> [Objective]:
Write out every entry word for word.

Extracted data entries:
'''

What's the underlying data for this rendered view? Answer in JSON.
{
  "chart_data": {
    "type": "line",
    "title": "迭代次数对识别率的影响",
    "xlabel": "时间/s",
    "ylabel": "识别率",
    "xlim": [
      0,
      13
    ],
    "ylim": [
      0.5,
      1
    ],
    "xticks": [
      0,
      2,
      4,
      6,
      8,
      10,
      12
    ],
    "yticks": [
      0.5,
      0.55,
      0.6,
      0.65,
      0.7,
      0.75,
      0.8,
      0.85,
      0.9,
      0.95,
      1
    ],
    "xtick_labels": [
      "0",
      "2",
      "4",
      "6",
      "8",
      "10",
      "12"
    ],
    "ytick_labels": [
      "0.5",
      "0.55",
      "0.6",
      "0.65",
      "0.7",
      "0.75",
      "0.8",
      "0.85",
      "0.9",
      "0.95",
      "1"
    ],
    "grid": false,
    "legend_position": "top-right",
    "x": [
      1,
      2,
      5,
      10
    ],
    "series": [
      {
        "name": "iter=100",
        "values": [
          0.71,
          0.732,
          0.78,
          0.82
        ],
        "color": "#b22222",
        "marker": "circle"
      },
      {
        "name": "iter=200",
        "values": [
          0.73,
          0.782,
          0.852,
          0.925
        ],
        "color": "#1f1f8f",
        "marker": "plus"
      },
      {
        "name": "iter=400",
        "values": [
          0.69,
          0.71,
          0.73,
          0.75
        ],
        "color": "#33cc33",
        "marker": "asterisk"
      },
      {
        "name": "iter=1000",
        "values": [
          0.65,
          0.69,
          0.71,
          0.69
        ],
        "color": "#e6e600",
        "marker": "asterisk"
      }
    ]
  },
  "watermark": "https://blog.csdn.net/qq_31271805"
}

'''

> [Final result]:
What's the underlying data for this rendered view? Answer in JSON.
{
  "chart_data": {
    "type": "line",
    "title": "迭代次数对识别率的影响",
    "xlabel": "时间/s",
    "ylabel": "识别率",
    "xlim": [
      0,
      13
    ],
    "ylim": [
      0.5,
      1
    ],
    "xticks": [
      0,
      2,
      4,
      6,
      8,
      10,
      12
    ],
    "yticks": [
      0.5,
      0.55,
      0.6,
      0.65,
      0.7,
      0.75,
      0.8,
      0.85,
      0.9,
      0.95,
      1
    ],
    "xtick_labels": [
      "0",
      "2",
      "4",
      "6",
      "8",
      "10",
      "12"
    ],
    "ytick_labels": [
      "0.5",
      "0.55",
      "0.6",
      "0.65",
      "0.7",
      "0.75",
      "0.8",
      "0.85",
      "0.9",
      "0.95",
      "1"
    ],
    "grid": false,
    "legend_position": "top-right",
    "x": [
      1,
      2,
      5,
      10
    ],
    "series": [
      {
        "name": "iter=100",
        "values": [
          0.71,
          0.732,
          0.78,
          0.82
        ],
        "color": "#b22222",
        "marker": "circle"
      },
      {
        "name": "iter=200",
        "values": [
          0.73,
          0.782,
          0.852,
          0.925
        ],
        "color": "#1f1f8f",
        "marker": "plus"
      },
      {
        "name": "iter=400",
        "values": [
          0.69,
          0.71,
          0.73,
          0.75
        ],
        "color": "#33cc33",
        "marker": "asterisk"
      },
      {
        "name": "iter=1000",
        "values": [
          0.65,
          0.69,
          0.71,
          0.69
        ],
        "color": "#e6e600",
        "marker": "asterisk"
      }
    ]
  },
  "watermark": "https://blog.csdn.net/qq_31271805"
}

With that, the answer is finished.